§ **Dataset records**:
#####

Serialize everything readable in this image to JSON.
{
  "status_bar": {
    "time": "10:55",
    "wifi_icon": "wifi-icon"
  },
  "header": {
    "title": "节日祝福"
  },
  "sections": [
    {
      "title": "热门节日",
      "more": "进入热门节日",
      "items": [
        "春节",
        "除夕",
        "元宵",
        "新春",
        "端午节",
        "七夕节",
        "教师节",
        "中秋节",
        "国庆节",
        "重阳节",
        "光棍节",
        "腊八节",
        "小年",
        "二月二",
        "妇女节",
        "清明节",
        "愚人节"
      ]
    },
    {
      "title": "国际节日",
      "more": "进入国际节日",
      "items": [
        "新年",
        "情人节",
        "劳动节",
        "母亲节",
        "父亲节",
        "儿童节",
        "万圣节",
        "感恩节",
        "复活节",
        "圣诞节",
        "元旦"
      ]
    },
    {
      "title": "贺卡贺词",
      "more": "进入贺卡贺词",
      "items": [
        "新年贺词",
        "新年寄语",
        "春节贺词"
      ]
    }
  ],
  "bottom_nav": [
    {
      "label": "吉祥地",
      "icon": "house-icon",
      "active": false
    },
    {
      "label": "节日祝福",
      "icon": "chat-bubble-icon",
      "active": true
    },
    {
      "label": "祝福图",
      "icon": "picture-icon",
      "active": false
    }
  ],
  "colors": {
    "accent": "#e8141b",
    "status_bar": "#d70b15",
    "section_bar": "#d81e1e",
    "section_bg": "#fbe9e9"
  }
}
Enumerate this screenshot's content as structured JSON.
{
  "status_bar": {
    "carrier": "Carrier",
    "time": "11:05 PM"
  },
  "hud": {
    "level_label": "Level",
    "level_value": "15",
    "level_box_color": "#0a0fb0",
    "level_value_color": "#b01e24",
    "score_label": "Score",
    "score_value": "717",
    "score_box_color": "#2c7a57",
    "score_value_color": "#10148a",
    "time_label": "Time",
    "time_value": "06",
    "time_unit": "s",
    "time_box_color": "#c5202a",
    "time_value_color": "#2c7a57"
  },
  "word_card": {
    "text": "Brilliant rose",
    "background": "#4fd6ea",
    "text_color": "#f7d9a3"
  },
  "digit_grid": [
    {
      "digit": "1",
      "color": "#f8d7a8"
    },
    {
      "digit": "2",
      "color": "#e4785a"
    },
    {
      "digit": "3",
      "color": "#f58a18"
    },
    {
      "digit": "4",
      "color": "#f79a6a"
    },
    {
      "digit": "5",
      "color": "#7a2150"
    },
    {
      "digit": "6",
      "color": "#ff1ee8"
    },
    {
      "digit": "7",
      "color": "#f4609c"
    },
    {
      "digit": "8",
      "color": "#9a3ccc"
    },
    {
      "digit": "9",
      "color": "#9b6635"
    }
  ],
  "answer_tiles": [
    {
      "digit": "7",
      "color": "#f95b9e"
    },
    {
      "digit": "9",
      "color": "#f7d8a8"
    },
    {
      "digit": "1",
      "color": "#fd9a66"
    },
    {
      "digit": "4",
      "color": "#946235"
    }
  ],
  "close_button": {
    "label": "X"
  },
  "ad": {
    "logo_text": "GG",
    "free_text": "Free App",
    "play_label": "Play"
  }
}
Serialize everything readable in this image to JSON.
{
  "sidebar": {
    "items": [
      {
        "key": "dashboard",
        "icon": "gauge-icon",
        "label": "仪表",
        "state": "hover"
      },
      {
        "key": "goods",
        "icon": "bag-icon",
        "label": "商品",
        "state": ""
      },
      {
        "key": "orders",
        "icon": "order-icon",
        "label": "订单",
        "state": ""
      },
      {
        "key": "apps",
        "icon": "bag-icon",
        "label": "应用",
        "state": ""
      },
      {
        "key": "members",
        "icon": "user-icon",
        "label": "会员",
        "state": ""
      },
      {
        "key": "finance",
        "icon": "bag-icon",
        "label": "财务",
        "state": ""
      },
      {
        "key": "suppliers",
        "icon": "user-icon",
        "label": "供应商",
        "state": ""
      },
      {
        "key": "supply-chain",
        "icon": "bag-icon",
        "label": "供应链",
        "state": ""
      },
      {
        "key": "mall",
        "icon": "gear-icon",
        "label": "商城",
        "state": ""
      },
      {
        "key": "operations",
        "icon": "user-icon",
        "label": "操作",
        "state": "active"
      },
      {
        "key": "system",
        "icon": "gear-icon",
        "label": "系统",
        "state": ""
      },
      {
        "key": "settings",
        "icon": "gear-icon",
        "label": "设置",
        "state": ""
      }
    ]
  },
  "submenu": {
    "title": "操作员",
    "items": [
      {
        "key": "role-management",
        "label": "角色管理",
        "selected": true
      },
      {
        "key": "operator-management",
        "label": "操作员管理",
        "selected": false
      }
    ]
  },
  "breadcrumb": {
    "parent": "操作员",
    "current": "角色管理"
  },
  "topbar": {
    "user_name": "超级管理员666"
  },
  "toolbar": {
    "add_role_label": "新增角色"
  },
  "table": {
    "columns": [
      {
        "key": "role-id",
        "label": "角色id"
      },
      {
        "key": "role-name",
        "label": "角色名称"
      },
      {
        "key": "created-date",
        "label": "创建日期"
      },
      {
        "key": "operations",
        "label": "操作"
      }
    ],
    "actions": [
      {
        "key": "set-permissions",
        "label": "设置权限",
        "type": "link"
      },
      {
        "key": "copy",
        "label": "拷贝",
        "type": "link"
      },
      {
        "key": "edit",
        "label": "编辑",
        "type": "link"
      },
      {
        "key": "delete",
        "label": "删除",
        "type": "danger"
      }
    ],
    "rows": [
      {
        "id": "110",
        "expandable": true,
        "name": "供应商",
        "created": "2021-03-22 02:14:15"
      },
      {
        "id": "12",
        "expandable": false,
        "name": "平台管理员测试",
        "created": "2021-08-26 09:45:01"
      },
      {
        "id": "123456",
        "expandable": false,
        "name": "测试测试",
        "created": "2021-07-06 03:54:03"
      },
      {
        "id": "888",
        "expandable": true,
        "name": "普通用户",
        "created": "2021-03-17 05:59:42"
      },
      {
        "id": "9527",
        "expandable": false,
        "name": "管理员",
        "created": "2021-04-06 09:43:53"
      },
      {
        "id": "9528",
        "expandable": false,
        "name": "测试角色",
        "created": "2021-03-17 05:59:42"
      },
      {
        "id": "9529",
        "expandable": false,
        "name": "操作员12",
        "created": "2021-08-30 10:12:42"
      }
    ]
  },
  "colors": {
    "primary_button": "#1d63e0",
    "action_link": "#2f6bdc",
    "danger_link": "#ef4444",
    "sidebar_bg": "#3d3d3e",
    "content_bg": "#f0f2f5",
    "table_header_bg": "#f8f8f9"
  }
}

#####

§ **THE TASK**:
Quote the data in full, keeping each word unchanged.

§ **RESPONSE TO THE EXERCISE**:
Serialize everything readable in this image to JSON.
{
  "status_bar": {
    "time": "10:55",
    "wifi_icon": "wifi-icon"
  },
  "header": {
    "title": "节日祝福"
  },
  "sections": [
    {
      "title": "热门节日",
      "more": "进入热门节日",
      "items": [
        "春节",
        "除夕",
        "元宵",
        "新春",
        "端午节",
        "七夕节",
        "教师节",
        "中秋节",
        "国庆节",
        "重阳节",
        "光棍节",
        "腊八节",
        "小年",
        "二月二",
        "妇女节",
        "清明节",
        "愚人节"
      ]
    },
    {
      "title": "国际节日",
      "more": "进入国际节日",
      "items": [
        "新年",
        "情人节",
        "劳动节",
        "母亲节",
        "父亲节",
        "儿童节",
        "万圣节",
        "感恩节",
        "复活节",
        "圣诞节",
        "元旦"
      ]
    },
    {
      "title": "贺卡贺词",
      "more": "进入贺卡贺词",
      "items": [
        "新年贺词",
        "新年寄语",
        "春节贺词"
      ]
    }
  ],
  "bottom_nav": [
    {
      "label": "吉祥地",
      "icon": "house-icon",
      "active": false
    },
    {
      "label": "节日祝福",
      "icon": "chat-bubble-icon",
      "active": true
    },
    {
      "label": "祝福图",
      "icon": "picture-icon",
      "active": false
    }
  ],
  "colors": {
    "accent": "#e8141b",
    "status_bar": "#d70b15",
    "section_bar": "#d81e1e",
    "section_bg": "#fbe9e9"
  }
}
Enumerate this screenshot's content as structured JSON.
{
  "status_bar": {
    "carrier": "Carrier",
    "time": "11:05 PM"
  },
  "hud": {
    "level_label": "Level",
    "level_value": "15",
    "level_box_color": "#0a0fb0",
    "level_value_color": "#b01e24",
    "score_label": "Score",
    "score_value": "717",
    "score_box_color": "#2c7a57",
    "score_value_color": "#10148a",
    "time_label": "Time",
    "time_value": "06",
    "time_unit": "s",
    "time_box_color": "#c5202a",
    "time_value_color": "#2c7a57"
  },
  "word_card": {
    "text": "Brilliant rose",
    "background": "#4fd6ea",
    "text_color": "#f7d9a3"
  },
  "digit_grid": [
    {
      "digit": "1",
      "color": "#f8d7a8"
    },
    {
      "digit": "2",
      "color": "#e4785a"
    },
    {
      "digit": "3",
      "color": "#f58a18"
    },
    {
      "digit": "4",
      "color": "#f79a6a"
    },
    {
      "digit": "5",
      "color": "#7a2150"
    },
    {
      "digit": "6",
      "color": "#ff1ee8"
    },
    {
      "digit": "7",
      "color": "#f4609c"
    },
    {
      "digit": "8",
      "color": "#9a3ccc"
    },
    {
      "digit": "9",
      "color": "#9b6635"
    }
  ],
  "answer_tiles": [
    {
      "digit": "7",
      "color": "#f95b9e"
    },
    {
      "digit": "9",
      "color": "#f7d8a8"
    },
    {
      "digit": "1",
      "color": "#fd9a66"
    },
    {
      "digit": "4",
      "color": "#946235"
    }
  ],
  "close_button": {
    "label": "X"
  },
  "ad": {
    "logo_text": "GG",
    "free_text": "Free App",
    "play_label": "Play"
  }
}
Serialize everything readable in this image to JSON.
{
  "sidebar": {
    "items": [
      {
        "key": "dashboard",
        "icon": "gauge-icon",
        "label": "仪表",
        "state": "hover"
      },
      {
        "key": "goods",
        "icon": "bag-icon",
        "label": "商品",
        "state": ""
      },
      {
        "key": "orders",
        "icon": "order-icon",
        "label": "订单",
        "state": ""
      },
      {
        "key": "apps",
        "icon": "bag-icon",
        "label": "应用",
        "state": ""
      },
      {
        "key": "members",
        "icon": "user-icon",
        "label": "会员",
        "state": ""
      },
      {
        "key": "finance",
        "icon": "bag-icon",
        "label": "财务",
        "state": ""
      },
      {
        "key": "suppliers",
        "icon": "user-icon",
        "label": "供应商",
        "state": ""
      },
      {
        "key": "supply-chain",
        "icon": "bag-icon",
        "label": "供应链",
        "state": ""
      },
      {
        "key": "mall",
        "icon": "gear-icon",
        "label": "商城",
        "state": ""
      },
      {
        "key": "operations",
        "icon": "user-icon",
        "label": "操作",
        "state": "active"
      },
      {
        "key": "system",
        "icon": "gear-icon",
        "label": "系统",
        "state": ""
      },
      {
        "key": "settings",
        "icon": "gear-icon",
        "label": "设置",
        "state": ""
      }
    ]
  },
  "submenu": {
    "title": "操作员",
    "items": [
      {
        "key": "role-management",
        "label": "角色管理",
        "selected": true
      },
      {
        "key": "operator-management",
        "label": "操作员管理",
        "selected": false
      }
    ]
  },
  "breadcrumb": {
    "parent": "操作员",
    "current": "角色管理"
  },
  "topbar": {
    "user_name": "超级管理员666"
  },
  "toolbar": {
    "add_role_label": "新增角色"
  },
  "table": {
    "columns": [
      {
        "key": "role-id",
        "label": "角色id"
      },
      {
        "key": "role-name",
        "label": "角色名称"
      },
      {
        "key": "created-date",
        "label": "创建日期"
      },
      {
        "key": "operations",
        "label": "操作"
      }
    ],
    "actions": [
      {
        "key": "set-permissions",
        "label": "设置权限",
        "type": "link"
      },
      {
        "key": "copy",
        "label": "拷贝",
        "type": "link"
      },
      {
        "key": "edit",
        "label": "编辑",
        "type": "link"
      },
      {
        "key": "delete",
        "label": "删除",
        "type": "danger"
      }
    ],
    "rows": [
      {
        "id": "110",
        "expandable": true,
        "name": "供应商",
        "created": "2021-03-22 02:14:15"
      },
      {
        "id": "12",
        "expandable": false,
        "name": "平台管理员测试",
        "created": "2021-08-26 09:45:01"
      },
      {
        "id": "123456",
        "expandable": false,
        "name": "测试测试",
        "created": "2021-07-06 03:54:03"
      },
      {
        "id": "888",
        "expandable": true,
        "name": "普通用户",
        "created": "2021-03-17 05:59:42"
      },
      {
        "id": "9527",
        "expandable": false,
        "name": "管理员",
        "created": "2021-04-06 09:43:53"
      },
      {
        "id": "9528",
        "expandable": false,
        "name": "测试角色",
        "created": "2021-03-17 05:59:42"
      },
      {
        "id": "9529",
        "expandable": false,
        "name": "操作员12",
        "created": "2021-08-30 10:12:42"
      }
    ]
  },
  "colors": {
    "primary_button": "#1d63e0",
    "action_link": "#2f6bdc",
    "danger_link": "#ef4444",
    "sidebar_bg": "#3d3d3e",
    "content_bg": "#f0f2f5",
    "table_header_bg": "#f8f8f9"
  }
}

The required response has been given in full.